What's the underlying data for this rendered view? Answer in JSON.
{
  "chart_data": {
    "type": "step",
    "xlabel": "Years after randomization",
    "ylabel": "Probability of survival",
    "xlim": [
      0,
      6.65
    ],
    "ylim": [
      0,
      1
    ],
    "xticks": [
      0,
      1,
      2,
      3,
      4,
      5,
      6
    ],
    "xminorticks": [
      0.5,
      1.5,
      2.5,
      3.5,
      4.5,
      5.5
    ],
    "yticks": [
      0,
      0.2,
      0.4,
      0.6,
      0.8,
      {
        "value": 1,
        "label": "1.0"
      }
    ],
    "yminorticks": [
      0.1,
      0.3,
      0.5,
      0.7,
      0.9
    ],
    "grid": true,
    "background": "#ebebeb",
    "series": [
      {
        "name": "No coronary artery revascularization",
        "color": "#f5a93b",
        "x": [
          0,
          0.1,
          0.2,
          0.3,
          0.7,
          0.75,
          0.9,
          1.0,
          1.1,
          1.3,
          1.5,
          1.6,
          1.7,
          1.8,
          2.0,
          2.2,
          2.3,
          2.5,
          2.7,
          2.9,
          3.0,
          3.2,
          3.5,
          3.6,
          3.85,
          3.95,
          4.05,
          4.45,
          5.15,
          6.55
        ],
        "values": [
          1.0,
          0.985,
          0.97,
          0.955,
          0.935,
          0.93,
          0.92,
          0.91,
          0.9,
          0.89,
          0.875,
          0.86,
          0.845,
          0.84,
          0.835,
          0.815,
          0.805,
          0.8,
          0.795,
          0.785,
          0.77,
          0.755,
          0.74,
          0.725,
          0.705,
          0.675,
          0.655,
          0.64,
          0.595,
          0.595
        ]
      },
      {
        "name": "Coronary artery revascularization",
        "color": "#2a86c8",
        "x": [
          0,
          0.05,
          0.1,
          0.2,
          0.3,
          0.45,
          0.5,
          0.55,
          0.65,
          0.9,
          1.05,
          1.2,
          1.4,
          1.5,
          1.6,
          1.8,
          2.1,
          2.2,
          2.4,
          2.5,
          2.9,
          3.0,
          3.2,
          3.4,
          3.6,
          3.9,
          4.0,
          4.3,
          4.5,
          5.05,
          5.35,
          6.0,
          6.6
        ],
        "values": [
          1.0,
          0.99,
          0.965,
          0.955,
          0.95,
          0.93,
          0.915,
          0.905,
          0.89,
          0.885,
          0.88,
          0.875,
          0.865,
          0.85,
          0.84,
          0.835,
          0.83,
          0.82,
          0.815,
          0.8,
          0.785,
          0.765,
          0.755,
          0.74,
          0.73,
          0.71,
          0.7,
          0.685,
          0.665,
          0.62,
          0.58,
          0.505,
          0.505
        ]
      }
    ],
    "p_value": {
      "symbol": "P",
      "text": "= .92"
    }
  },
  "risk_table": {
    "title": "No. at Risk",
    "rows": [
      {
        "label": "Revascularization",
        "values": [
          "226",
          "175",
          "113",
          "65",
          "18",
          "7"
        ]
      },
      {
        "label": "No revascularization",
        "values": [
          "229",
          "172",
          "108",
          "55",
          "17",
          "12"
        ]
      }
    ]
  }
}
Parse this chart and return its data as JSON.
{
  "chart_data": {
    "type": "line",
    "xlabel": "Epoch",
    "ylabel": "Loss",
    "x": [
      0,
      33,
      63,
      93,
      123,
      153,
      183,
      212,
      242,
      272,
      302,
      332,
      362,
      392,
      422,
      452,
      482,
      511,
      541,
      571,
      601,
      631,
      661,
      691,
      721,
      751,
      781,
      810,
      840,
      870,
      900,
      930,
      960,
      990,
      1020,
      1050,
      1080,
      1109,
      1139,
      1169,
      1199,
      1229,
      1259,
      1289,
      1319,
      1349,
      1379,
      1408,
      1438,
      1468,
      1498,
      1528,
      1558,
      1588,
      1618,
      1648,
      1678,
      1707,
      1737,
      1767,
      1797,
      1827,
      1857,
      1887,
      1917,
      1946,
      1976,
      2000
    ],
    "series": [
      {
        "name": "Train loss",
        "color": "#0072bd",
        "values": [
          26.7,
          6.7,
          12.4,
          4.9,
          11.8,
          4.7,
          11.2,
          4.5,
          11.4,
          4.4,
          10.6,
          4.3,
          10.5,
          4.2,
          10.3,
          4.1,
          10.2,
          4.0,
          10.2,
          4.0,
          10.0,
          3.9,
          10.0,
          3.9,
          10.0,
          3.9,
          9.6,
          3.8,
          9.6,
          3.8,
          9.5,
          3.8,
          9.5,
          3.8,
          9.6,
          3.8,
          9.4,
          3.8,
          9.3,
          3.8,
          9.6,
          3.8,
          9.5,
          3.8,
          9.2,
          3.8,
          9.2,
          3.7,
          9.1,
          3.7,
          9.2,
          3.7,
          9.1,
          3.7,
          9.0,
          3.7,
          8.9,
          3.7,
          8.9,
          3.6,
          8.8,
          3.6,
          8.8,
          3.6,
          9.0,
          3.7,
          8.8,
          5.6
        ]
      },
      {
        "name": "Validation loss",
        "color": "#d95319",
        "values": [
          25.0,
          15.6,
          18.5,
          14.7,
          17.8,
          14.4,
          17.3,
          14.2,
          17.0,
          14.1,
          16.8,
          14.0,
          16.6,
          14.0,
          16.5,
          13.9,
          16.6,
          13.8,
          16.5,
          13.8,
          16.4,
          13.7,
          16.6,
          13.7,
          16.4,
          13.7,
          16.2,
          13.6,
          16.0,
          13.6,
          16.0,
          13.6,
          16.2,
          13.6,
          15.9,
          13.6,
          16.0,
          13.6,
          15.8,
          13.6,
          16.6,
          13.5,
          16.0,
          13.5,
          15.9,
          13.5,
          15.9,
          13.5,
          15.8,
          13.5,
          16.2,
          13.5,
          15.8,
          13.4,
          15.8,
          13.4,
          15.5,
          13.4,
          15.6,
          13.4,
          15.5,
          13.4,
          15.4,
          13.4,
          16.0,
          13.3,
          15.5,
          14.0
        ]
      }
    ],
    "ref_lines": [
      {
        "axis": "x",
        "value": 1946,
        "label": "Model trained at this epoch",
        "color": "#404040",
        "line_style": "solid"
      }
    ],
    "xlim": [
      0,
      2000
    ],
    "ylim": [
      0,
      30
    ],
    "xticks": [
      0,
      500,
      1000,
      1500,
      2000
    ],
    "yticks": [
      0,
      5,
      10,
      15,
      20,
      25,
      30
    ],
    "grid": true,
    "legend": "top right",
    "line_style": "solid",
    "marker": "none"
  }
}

= = = = = = =

Aim: All of the material must be reproduced exactly.

Finished exercise:
What's the underlying data for this rendered view? Answer in JSON.
{
  "chart_data": {
    "type": "step",
    "xlabel": "Years after randomization",
    "ylabel": "Probability of survival",
    "xlim": [
      0,
      6.65
    ],
    "ylim": [
      0,
      1
    ],
    "xticks": [
      0,
      1,
      2,
      3,
      4,
      5,
      6
    ],
    "xminorticks": [
      0.5,
      1.5,
      2.5,
      3.5,
      4.5,
      5.5
    ],
    "yticks": [
      0,
      0.2,
      0.4,
      0.6,
      0.8,
      {
        "value": 1,
        "label": "1.0"
      }
    ],
    "yminorticks": [
      0.1,
      0.3,
      0.5,
      0.7,
      0.9
    ],
    "grid": true,
    "background": "#ebebeb",
    "series": [
      {
        "name": "No coronary artery revascularization",
        "color": "#f5a93b",
        "x": [
          0,
          0.1,
          0.2,
          0.3,
          0.7,
          0.75,
          0.9,
          1.0,
          1.1,
          1.3,
          1.5,
          1.6,
          1.7,
          1.8,
          2.0,
          2.2,
          2.3,
          2.5,
          2.7,
          2.9,
          3.0,
          3.2,
          3.5,
          3.6,
          3.85,
          3.95,
          4.05,
          4.45,
          5.15,
          6.55
        ],
        "values": [
          1.0,
          0.985,
          0.97,
          0.955,
          0.935,
          0.93,
          0.92,
          0.91,
          0.9,
          0.89,
          0.875,
          0.86,
          0.845,
          0.84,
          0.835,
          0.815,
          0.805,
          0.8,
          0.795,
          0.785,
          0.77,
          0.755,
          0.74,
          0.725,
          0.705,
          0.675,
          0.655,
          0.64,
          0.595,
          0.595
        ]
      },
      {
        "name": "Coronary artery revascularization",
        "color": "#2a86c8",
        "x": [
          0,
          0.05,
          0.1,
          0.2,
          0.3,
          0.45,
          0.5,
          0.55,
          0.65,
          0.9,
          1.05,
          1.2,
          1.4,
          1.5,
          1.6,
          1.8,
          2.1,
          2.2,
          2.4,
          2.5,
          2.9,
          3.0,
          3.2,
          3.4,
          3.6,
          3.9,
          4.0,
          4.3,
          4.5,
          5.05,
          5.35,
          6.0,
          6.6
        ],
        "values": [
          1.0,
          0.99,
          0.965,
          0.955,
          0.95,
          0.93,
          0.915,
          0.905,
          0.89,
          0.885,
          0.88,
          0.875,
          0.865,
          0.85,
          0.84,
          0.835,
          0.83,
          0.82,
          0.815,
          0.8,
          0.785,
          0.765,
          0.755,
          0.74,
          0.73,
          0.71,
          0.7,
          0.685,
          0.665,
          0.62,
          0.58,
          0.505,
          0.505
        ]
      }
    ],
    "p_value": {
      "symbol": "P",
      "text": "= .92"
    }
  },
  "risk_table": {
    "title": "No. at Risk",
    "rows": [
      {
        "label": "Revascularization",
        "values": [
          "226",
          "175",
          "113",
          "65",
          "18",
          "7"
        ]
      },
      {
        "label": "No revascularization",
        "values": [
          "229",
          "172",
          "108",
          "55",
          "17",
          "12"
        ]
      }
    ]
  }
}
Parse this chart and return its data as JSON.
{
  "chart_data": {
    "type": "line",
    "xlabel": "Epoch",
    "ylabel": "Loss",
    "x": [
      0,
      33,
      63,
      93,
      123,
      153,
      183,
      212,
      242,
      272,
      302,
      332,
      362,
      392,
      422,
      452,
      482,
      511,
      541,
      571,
      601,
      631,
      661,
      691,
      721,
      751,
      781,
      810,
      840,
      870,
      900,
      930,
      960,
      990,
      1020,
      1050,
      1080,
      1109,
      1139,
      1169,
      1199,
      1229,
      1259,
      1289,
      1319,
      1349,
      1379,
      1408,
      1438,
      1468,
      1498,
      1528,
      1558,
      1588,
      1618,
      1648,
      1678,
      1707,
      1737,
      1767,
      1797,
      1827,
      1857,
      1887,
      1917,
      1946,
      1976,
      2000
    ],
    "series": [
      {
        "name": "Train loss",
        "color": "#0072bd",
        "values": [
          26.7,
          6.7,
          12.4,
          4.9,
          11.8,
          4.7,
          11.2,
          4.5,
          11.4,
          4.4,
          10.6,
          4.3,
          10.5,
          4.2,
          10.3,
          4.1,
          10.2,
          4.0,
          10.2,
          4.0,
          10.0,
          3.9,
          10.0,
          3.9,
          10.0,
          3.9,
          9.6,
          3.8,
          9.6,
          3.8,
          9.5,
          3.8,
          9.5,
          3.8,
          9.6,
          3.8,
          9.4,
          3.8,
          9.3,
          3.8,
          9.6,
          3.8,
          9.5,
          3.8,
          9.2,
          3.8,
          9.2,
          3.7,
          9.1,
          3.7,
          9.2,
          3.7,
          9.1,
          3.7,
          9.0,
          3.7,
          8.9,
          3.7,
          8.9,
          3.6,
          8.8,
          3.6,
          8.8,
          3.6,
          9.0,
          3.7,
          8.8,
          5.6
        ]
      },
      {
        "name": "Validation loss",
        "color": "#d95319",
        "values": [
          25.0,
          15.6,
          18.5,
          14.7,
          17.8,
          14.4,
          17.3,
          14.2,
          17.0,
          14.1,
          16.8,
          14.0,
          16.6,
          14.0,
          16.5,
          13.9,
          16.6,
          13.8,
          16.5,
          13.8,
          16.4,
          13.7,
          16.6,
          13.7,
          16.4,
          13.7,
          16.2,
          13.6,
          16.0,
          13.6,
          16.0,
          13.6,
          16.2,
          13.6,
          15.9,
          13.6,
          16.0,
          13.6,
          15.8,
          13.6,
          16.6,
          13.5,
          16.0,
          13.5,
          15.9,
          13.5,
          15.9,
          13.5,
          15.8,
          13.5,
          16.2,
          13.5,
          15.8,
          13.4,
          15.8,
          13.4,
          15.5,
          13.4,
          15.6,
          13.4,
          15.5,
          13.4,
          15.4,
          13.4,
          16.0,
          13.3,
          15.5,
          14.0
        ]
      }
    ],
    "ref_lines": [
      {
        "axis": "x",
        "value": 1946,
        "label": "Model trained at this epoch",
        "color": "#404040",
        "line_style": "solid"
      }
    ],
    "xlim": [
      0,
      2000
    ],
    "ylim": [
      0,
      30
    ],
    "xticks": [
      0,
      500,
      1000,
      1500,
      2000
    ],
    "yticks": [
      0,
      5,
      10,
      15,
      20,
      25,
      30
    ],
    "grid": true,
    "legend": "top right",
    "line_style": "solid",
    "marker": "none"
  }
}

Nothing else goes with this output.